REQUIRED WORK: Which lines include the word "components"? Copy each of them.

(Excerpt from a dataset)
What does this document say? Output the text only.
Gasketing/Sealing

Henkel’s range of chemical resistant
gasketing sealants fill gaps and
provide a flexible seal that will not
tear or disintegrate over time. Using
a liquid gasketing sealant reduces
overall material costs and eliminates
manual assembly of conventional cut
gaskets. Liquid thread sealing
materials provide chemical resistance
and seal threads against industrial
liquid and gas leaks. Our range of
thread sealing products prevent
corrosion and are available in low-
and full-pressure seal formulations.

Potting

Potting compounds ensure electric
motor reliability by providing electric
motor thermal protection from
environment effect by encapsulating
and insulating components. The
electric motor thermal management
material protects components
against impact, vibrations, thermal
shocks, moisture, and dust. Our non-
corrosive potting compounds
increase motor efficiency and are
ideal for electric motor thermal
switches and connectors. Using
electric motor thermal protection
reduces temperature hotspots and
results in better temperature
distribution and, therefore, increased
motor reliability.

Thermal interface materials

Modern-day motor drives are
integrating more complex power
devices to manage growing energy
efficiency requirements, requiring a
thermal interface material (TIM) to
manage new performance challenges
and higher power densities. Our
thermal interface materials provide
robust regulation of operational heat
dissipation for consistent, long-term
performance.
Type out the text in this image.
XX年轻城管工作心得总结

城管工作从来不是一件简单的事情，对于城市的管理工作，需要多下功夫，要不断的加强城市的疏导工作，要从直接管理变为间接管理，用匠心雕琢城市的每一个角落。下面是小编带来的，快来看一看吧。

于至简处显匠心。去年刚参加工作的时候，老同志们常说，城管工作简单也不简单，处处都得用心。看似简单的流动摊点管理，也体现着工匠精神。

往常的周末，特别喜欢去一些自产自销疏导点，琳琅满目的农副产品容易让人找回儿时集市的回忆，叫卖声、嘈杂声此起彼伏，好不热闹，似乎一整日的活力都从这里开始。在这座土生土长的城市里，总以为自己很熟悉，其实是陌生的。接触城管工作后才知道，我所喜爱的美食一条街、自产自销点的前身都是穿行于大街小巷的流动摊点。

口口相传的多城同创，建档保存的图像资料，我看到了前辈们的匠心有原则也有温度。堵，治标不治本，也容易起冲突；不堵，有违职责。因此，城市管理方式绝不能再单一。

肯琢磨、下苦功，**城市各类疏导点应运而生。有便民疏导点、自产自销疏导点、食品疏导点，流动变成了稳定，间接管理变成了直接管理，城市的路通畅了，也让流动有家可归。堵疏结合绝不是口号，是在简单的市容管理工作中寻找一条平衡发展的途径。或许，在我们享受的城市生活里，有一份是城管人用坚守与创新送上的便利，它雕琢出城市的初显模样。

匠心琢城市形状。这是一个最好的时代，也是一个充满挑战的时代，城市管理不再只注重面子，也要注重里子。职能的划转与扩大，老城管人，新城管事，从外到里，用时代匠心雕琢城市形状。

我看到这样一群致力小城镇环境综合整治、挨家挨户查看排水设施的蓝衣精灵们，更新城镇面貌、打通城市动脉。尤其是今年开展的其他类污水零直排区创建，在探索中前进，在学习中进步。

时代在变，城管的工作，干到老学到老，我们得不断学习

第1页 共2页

RESPONSE TO THE EXERCISE:
and insulating components. The
material protects components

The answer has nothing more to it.